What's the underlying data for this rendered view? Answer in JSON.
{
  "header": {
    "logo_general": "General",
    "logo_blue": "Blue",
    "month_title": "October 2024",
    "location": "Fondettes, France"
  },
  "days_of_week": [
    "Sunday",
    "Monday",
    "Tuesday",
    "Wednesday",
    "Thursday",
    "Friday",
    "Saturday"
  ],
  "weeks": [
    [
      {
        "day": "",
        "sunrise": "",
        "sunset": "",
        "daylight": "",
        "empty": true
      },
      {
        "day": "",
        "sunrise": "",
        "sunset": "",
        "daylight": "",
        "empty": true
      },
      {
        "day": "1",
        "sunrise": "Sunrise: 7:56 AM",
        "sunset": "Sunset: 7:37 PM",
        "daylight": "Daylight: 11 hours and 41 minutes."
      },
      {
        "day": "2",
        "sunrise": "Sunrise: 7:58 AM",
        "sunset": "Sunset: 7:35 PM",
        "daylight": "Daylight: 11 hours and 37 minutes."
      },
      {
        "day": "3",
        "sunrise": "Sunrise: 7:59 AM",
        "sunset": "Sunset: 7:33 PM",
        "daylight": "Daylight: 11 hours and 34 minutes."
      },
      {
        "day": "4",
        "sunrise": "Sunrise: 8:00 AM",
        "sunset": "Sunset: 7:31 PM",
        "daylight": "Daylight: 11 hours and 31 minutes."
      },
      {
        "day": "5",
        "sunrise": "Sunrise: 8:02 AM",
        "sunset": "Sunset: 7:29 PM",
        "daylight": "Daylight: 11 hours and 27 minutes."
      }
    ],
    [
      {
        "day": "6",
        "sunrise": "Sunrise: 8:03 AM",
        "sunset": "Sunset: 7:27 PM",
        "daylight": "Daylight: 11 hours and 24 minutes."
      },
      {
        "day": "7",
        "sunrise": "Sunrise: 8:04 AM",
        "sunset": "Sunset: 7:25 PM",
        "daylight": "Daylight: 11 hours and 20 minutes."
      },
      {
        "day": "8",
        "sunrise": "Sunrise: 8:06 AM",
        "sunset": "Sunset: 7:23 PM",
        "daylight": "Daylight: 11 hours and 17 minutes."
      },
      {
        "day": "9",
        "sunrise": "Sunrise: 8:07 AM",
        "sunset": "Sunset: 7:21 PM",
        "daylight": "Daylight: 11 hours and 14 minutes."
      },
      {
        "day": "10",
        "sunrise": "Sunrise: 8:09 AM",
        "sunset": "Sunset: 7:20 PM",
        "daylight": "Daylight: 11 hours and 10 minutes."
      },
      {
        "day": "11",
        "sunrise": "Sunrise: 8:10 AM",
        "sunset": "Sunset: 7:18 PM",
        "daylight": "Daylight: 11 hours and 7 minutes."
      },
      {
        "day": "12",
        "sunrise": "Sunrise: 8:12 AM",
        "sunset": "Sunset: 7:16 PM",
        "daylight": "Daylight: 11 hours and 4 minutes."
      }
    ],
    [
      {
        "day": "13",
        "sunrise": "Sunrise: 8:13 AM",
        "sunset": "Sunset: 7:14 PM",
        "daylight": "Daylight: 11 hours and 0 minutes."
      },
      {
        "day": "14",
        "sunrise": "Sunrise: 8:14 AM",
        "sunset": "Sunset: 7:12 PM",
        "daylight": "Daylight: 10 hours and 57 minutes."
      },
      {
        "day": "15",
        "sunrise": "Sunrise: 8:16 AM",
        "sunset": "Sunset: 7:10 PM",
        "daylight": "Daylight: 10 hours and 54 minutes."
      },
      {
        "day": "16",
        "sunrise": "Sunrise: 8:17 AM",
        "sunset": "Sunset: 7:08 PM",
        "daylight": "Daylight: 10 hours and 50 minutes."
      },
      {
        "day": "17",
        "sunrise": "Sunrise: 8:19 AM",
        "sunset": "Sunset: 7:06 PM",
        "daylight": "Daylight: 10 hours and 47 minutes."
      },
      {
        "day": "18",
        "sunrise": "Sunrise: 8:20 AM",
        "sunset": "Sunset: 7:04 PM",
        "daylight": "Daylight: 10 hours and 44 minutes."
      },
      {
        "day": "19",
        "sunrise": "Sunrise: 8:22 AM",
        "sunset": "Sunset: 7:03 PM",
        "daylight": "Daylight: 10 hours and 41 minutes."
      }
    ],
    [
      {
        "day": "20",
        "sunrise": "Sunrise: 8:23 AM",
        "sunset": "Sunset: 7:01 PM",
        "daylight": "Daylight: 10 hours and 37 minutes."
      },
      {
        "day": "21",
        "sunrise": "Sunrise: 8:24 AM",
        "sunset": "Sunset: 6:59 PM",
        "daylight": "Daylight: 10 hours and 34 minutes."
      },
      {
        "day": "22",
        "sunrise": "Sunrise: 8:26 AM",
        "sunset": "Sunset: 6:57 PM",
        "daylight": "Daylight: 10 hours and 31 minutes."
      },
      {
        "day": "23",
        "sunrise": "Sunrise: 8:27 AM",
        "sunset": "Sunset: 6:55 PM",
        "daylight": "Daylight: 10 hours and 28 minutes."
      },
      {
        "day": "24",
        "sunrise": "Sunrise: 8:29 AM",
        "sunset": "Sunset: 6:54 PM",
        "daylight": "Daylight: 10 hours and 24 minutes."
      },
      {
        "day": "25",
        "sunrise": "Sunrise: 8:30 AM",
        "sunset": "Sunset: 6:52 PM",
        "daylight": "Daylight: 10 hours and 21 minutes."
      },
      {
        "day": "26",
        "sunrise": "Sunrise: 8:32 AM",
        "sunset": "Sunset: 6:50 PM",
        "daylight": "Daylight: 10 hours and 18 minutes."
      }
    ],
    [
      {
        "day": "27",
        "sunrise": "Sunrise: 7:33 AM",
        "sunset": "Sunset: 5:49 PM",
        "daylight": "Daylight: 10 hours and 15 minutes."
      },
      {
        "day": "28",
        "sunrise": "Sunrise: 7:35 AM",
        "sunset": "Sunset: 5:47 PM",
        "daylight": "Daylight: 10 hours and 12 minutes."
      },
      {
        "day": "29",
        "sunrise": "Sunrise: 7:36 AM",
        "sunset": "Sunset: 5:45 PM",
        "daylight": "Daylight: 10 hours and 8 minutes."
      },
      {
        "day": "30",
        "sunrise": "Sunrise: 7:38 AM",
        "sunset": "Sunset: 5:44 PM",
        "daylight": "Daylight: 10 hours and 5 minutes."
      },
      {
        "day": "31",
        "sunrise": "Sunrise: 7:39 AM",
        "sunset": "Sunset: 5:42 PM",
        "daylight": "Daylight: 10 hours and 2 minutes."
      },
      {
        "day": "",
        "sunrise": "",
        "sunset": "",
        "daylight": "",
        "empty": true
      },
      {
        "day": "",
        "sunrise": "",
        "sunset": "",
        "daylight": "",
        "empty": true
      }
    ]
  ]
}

┄┄┄┄┄┄

The lines above should be duplicated exactly.

What's the underlying data for this rendered view? Answer in JSON.
{
  "header": {
    "logo_general": "General",
    "logo_blue": "Blue",
    "month_title": "October 2024",
    "location": "Fondettes, France"
  },
  "days_of_week": [
    "Sunday",
    "Monday",
    "Tuesday",
    "Wednesday",
    "Thursday",
    "Friday",
    "Saturday"
  ],
  "weeks": [
    [
      {
        "day": "",
        "sunrise": "",
        "sunset": "",
        "daylight": "",
        "empty": true
      },
      {
        "day": "",
        "sunrise": "",
        "sunset": "",
        "daylight": "",
        "empty": true
      },
      {
        "day": "1",
        "sunrise": "Sunrise: 7:56 AM",
        "sunset": "Sunset: 7:37 PM",
        "daylight": "Daylight: 11 hours and 41 minutes."
      },
      {
        "day": "2",
        "sunrise": "Sunrise: 7:58 AM",
        "sunset": "Sunset: 7:35 PM",
        "daylight": "Daylight: 11 hours and 37 minutes."
      },
      {
        "day": "3",
        "sunrise": "Sunrise: 7:59 AM",
        "sunset": "Sunset: 7:33 PM",
        "daylight": "Daylight: 11 hours and 34 minutes."
      },
      {
        "day": "4",
        "sunrise": "Sunrise: 8:00 AM",
        "sunset": "Sunset: 7:31 PM",
        "daylight": "Daylight: 11 hours and 31 minutes."
      },
      {
        "day": "5",
        "sunrise": "Sunrise: 8:02 AM",
        "sunset": "Sunset: 7:29 PM",
        "daylight": "Daylight: 11 hours and 27 minutes."
      }
    ],
    [
      {
        "day": "6",
        "sunrise": "Sunrise: 8:03 AM",
        "sunset": "Sunset: 7:27 PM",
        "daylight": "Daylight: 11 hours and 24 minutes."
      },
      {
        "day": "7",
        "sunrise": "Sunrise: 8:04 AM",
        "sunset": "Sunset: 7:25 PM",
        "daylight": "Daylight: 11 hours and 20 minutes."
      },
      {
        "day": "8",
        "sunrise": "Sunrise: 8:06 AM",
        "sunset": "Sunset: 7:23 PM",
        "daylight": "Daylight: 11 hours and 17 minutes."
      },
      {
        "day": "9",
        "sunrise": "Sunrise: 8:07 AM",
        "sunset": "Sunset: 7:21 PM",
        "daylight": "Daylight: 11 hours and 14 minutes."
      },
      {
        "day": "10",
        "sunrise": "Sunrise: 8:09 AM",
        "sunset": "Sunset: 7:20 PM",
        "daylight": "Daylight: 11 hours and 10 minutes."
      },
      {
        "day": "11",
        "sunrise": "Sunrise: 8:10 AM",
        "sunset": "Sunset: 7:18 PM",
        "daylight": "Daylight: 11 hours and 7 minutes."
      },
      {
        "day": "12",
        "sunrise": "Sunrise: 8:12 AM",
        "sunset": "Sunset: 7:16 PM",
        "daylight": "Daylight: 11 hours and 4 minutes."
      }
    ],
    [
      {
        "day": "13",
        "sunrise": "Sunrise: 8:13 AM",
        "sunset": "Sunset: 7:14 PM",
        "daylight": "Daylight: 11 hours and 0 minutes."
      },
      {
        "day": "14",
        "sunrise": "Sunrise: 8:14 AM",
        "sunset": "Sunset: 7:12 PM",
        "daylight": "Daylight: 10 hours and 57 minutes."
      },
      {
        "day": "15",
        "sunrise": "Sunrise: 8:16 AM",
        "sunset": "Sunset: 7:10 PM",
        "daylight": "Daylight: 10 hours and 54 minutes."
      },
      {
        "day": "16",
        "sunrise": "Sunrise: 8:17 AM",
        "sunset": "Sunset: 7:08 PM",
        "daylight": "Daylight: 10 hours and 50 minutes."
      },
      {
        "day": "17",
        "sunrise": "Sunrise: 8:19 AM",
        "sunset": "Sunset: 7:06 PM",
        "daylight": "Daylight: 10 hours and 47 minutes."
      },
      {
        "day": "18",
        "sunrise": "Sunrise: 8:20 AM",
        "sunset": "Sunset: 7:04 PM",
        "daylight": "Daylight: 10 hours and 44 minutes."
      },
      {
        "day": "19",
        "sunrise": "Sunrise: 8:22 AM",
        "sunset": "Sunset: 7:03 PM",
        "daylight": "Daylight: 10 hours and 41 minutes."
      }
    ],
    [
      {
        "day": "20",
        "sunrise": "Sunrise: 8:23 AM",
        "sunset": "Sunset: 7:01 PM",
        "daylight": "Daylight: 10 hours and 37 minutes."
      },
      {
        "day": "21",
        "sunrise": "Sunrise: 8:24 AM",
        "sunset": "Sunset: 6:59 PM",
        "daylight": "Daylight: 10 hours and 34 minutes."
      },
      {
        "day": "22",
        "sunrise": "Sunrise: 8:26 AM",
        "sunset": "Sunset: 6:57 PM",
        "daylight": "Daylight: 10 hours and 31 minutes."
      },
      {
        "day": "23",
        "sunrise": "Sunrise: 8:27 AM",
        "sunset": "Sunset: 6:55 PM",
        "daylight": "Daylight: 10 hours and 28 minutes."
      },
      {
        "day": "24",
        "sunrise": "Sunrise: 8:29 AM",
        "sunset": "Sunset: 6:54 PM",
        "daylight": "Daylight: 10 hours and 24 minutes."
      },
      {
        "day": "25",
        "sunrise": "Sunrise: 8:30 AM",
        "sunset": "Sunset: 6:52 PM",
        "daylight": "Daylight: 10 hours and 21 minutes."
      },
      {
        "day": "26",
        "sunrise": "Sunrise: 8:32 AM",
        "sunset": "Sunset: 6:50 PM",
        "daylight": "Daylight: 10 hours and 18 minutes."
      }
    ],
    [
      {
        "day": "27",
        "sunrise": "Sunrise: 7:33 AM",
        "sunset": "Sunset: 5:49 PM",
        "daylight": "Daylight: 10 hours and 15 minutes."
      },
      {
        "day": "28",
        "sunrise": "Sunrise: 7:35 AM",
        "sunset": "Sunset: 5:47 PM",
        "daylight": "Daylight: 10 hours and 12 minutes."
      },
      {
        "day": "29",
        "sunrise": "Sunrise: 7:36 AM",
        "sunset": "Sunset: 5:45 PM",
        "daylight": "Daylight: 10 hours and 8 minutes."
      },
      {
        "day": "30",
        "sunrise": "Sunrise: 7:38 AM",
        "sunset": "Sunset: 5:44 PM",
        "daylight": "Daylight: 10 hours and 5 minutes."
      },
      {
        "day": "31",
        "sunrise": "Sunrise: 7:39 AM",
        "sunset": "Sunset: 5:42 PM",
        "daylight": "Daylight: 10 hours and 2 minutes."
      },
      {
        "day": "",
        "sunrise": "",
        "sunset": "",
        "daylight": "",
        "empty": true
      },
      {
        "day": "",
        "sunrise": "",
        "sunset": "",
        "daylight": "",
        "empty": true
      }
    ]
  ]
}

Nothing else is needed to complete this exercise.